Work required: Leave the pictures out and transcribe every record exactly.

**** Task material

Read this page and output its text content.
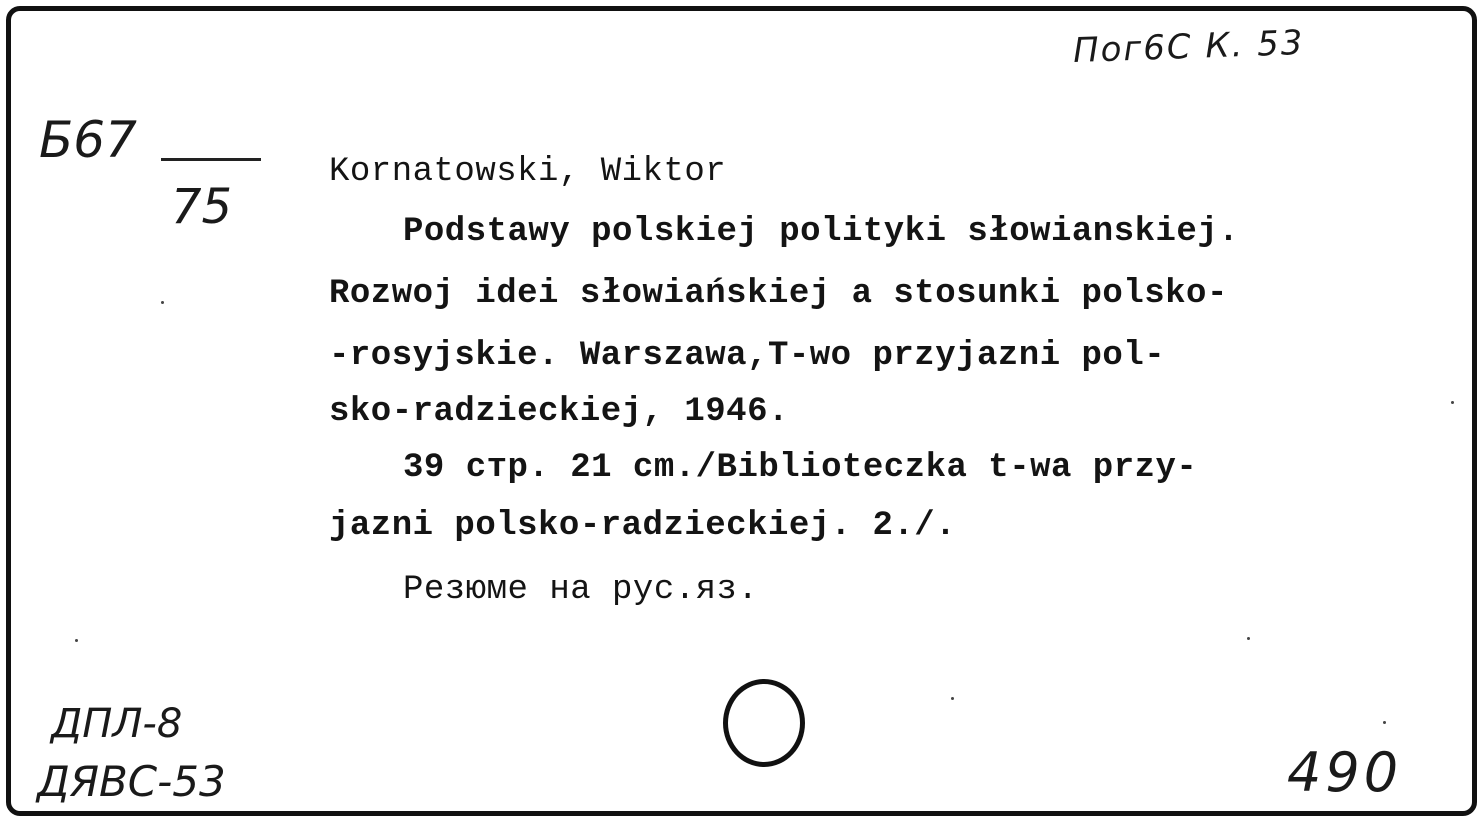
Пог6С К. 53
Б67
75
Kornatowski, Wiktor
Podstawy polskiej polityki słowianskiej.
Rozwoj idei słowiańskiej a stosunki polsko-
-rosyjskie. Warszawa,T-wo przyjazni pol-
sko-radzieckiej, 1946.
39 стр. 21 cm./Biblioteczka t-wa przy-
jazni polsko-radzieckiej. 2./.
Резюме на рус.яз.
ДПЛ-8
ДЯВС-53	490
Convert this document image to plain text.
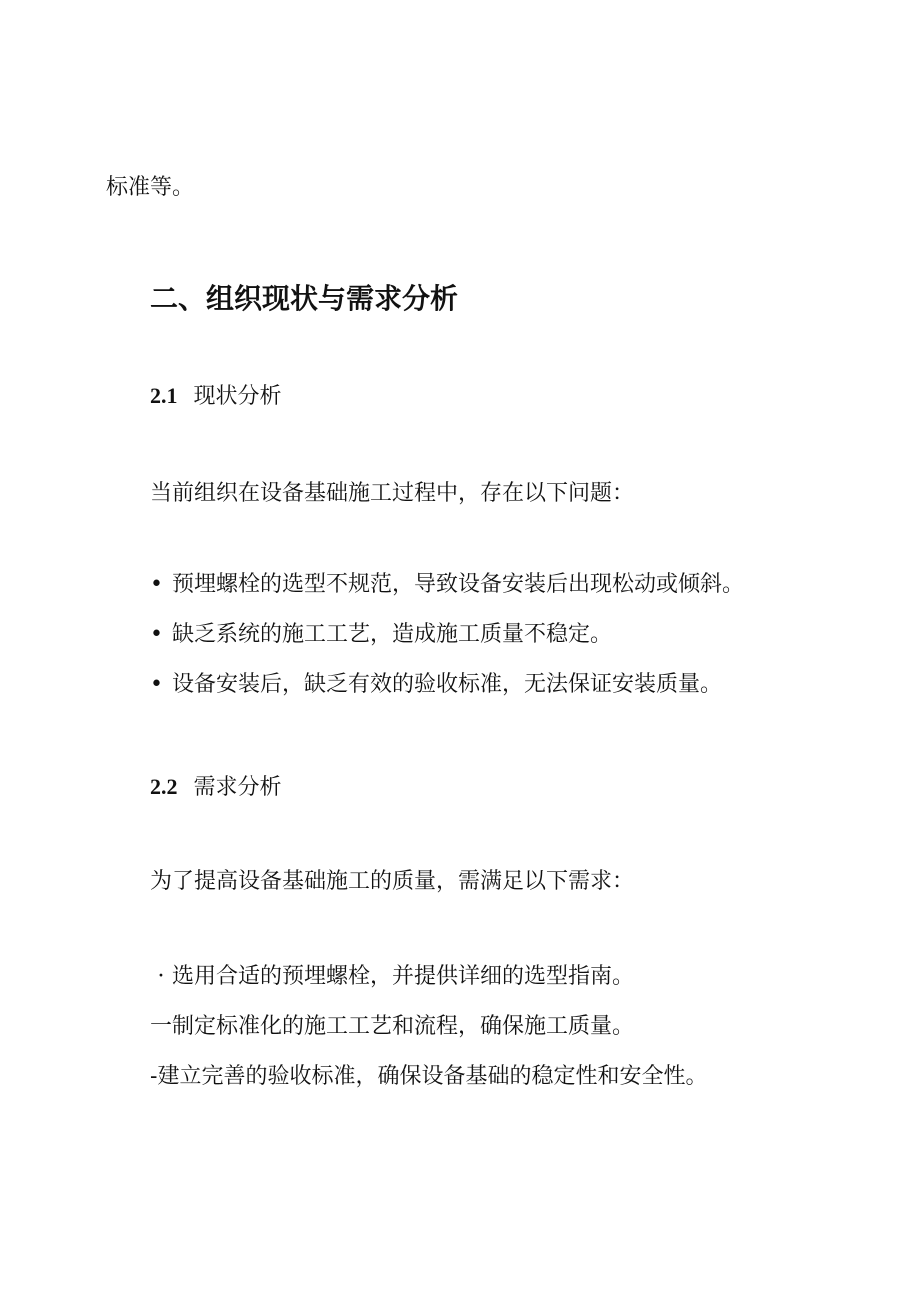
标准等。
二、组织现状与需求分析
2.1 现状分析
当前组织在设备基础施工过程中，存在以下问题：
• 预埋螺栓的选型不规范，导致设备安装后出现松动或倾斜。
• 缺乏系统的施工工艺，造成施工质量不稳定。
• 设备安装后，缺乏有效的验收标准，无法保证安装质量。
2.2 需求分析
为了提高设备基础施工的质量，需满足以下需求：
· 选用合适的预埋螺栓，并提供详细的选型指南。
一制定标准化的施工工艺和流程，确保施工质量。
-建立完善的验收标准，确保设备基础的稳定性和安全性。
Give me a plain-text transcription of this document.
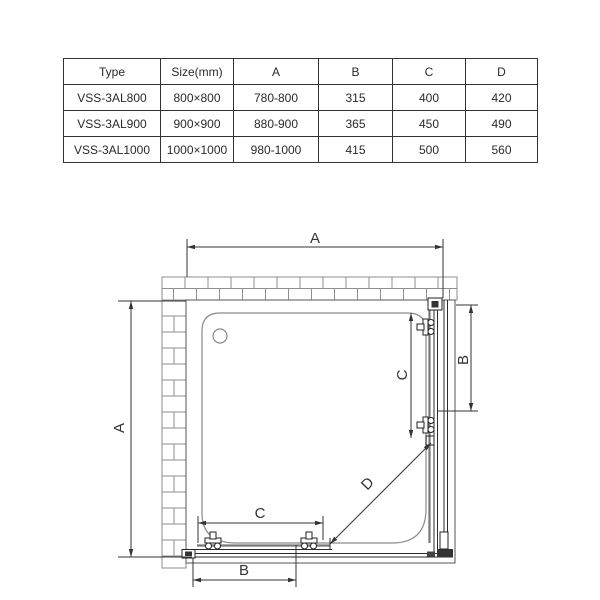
Type	Size(mm)	A	B	C	D
VSS-3AL800	800×800	780-800	315	400	420
VSS-3AL900	900×900	880-900	365	450	490
VSS-3AL1000	1000×1000	980-1000	415	500	560
A
A
B
C
C
B
D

********

Final result:
Read this page and output its text content.
Пог6С К. 53
Б67
75
Kornatowski, Wiktor
Podstawy polskiej polityki słowianskiej.
Rozwoj idei słowiańskiej a stosunki polsko-
-rosyjskie. Warszawa,T-wo przyjazni pol-
sko-radzieckiej, 1946.
39 стр. 21 cm./Biblioteczka t-wa przy-
jazni polsko-radzieckiej. 2./.
Резюме на рус.яз.
ДПЛ-8
ДЯВС-53	490
Convert this document image to plain text.
标准等。
二、组织现状与需求分析
2.1 现状分析
当前组织在设备基础施工过程中，存在以下问题：
• 预埋螺栓的选型不规范，导致设备安装后出现松动或倾斜。
• 缺乏系统的施工工艺，造成施工质量不稳定。
• 设备安装后，缺乏有效的验收标准，无法保证安装质量。
2.2 需求分析
为了提高设备基础施工的质量，需满足以下需求：
· 选用合适的预埋螺栓，并提供详细的选型指南。
一制定标准化的施工工艺和流程，确保施工质量。
-建立完善的验收标准，确保设备基础的稳定性和安全性。
Give me a plain-text transcription of this document.
Type	Size(mm)	A	B	C	D
VSS-3AL800	800×800	780-800	315	400	420
VSS-3AL900	900×900	880-900	365	450	490
VSS-3AL1000	1000×1000	980-1000	415	500	560
A
A
B
C
C
B
D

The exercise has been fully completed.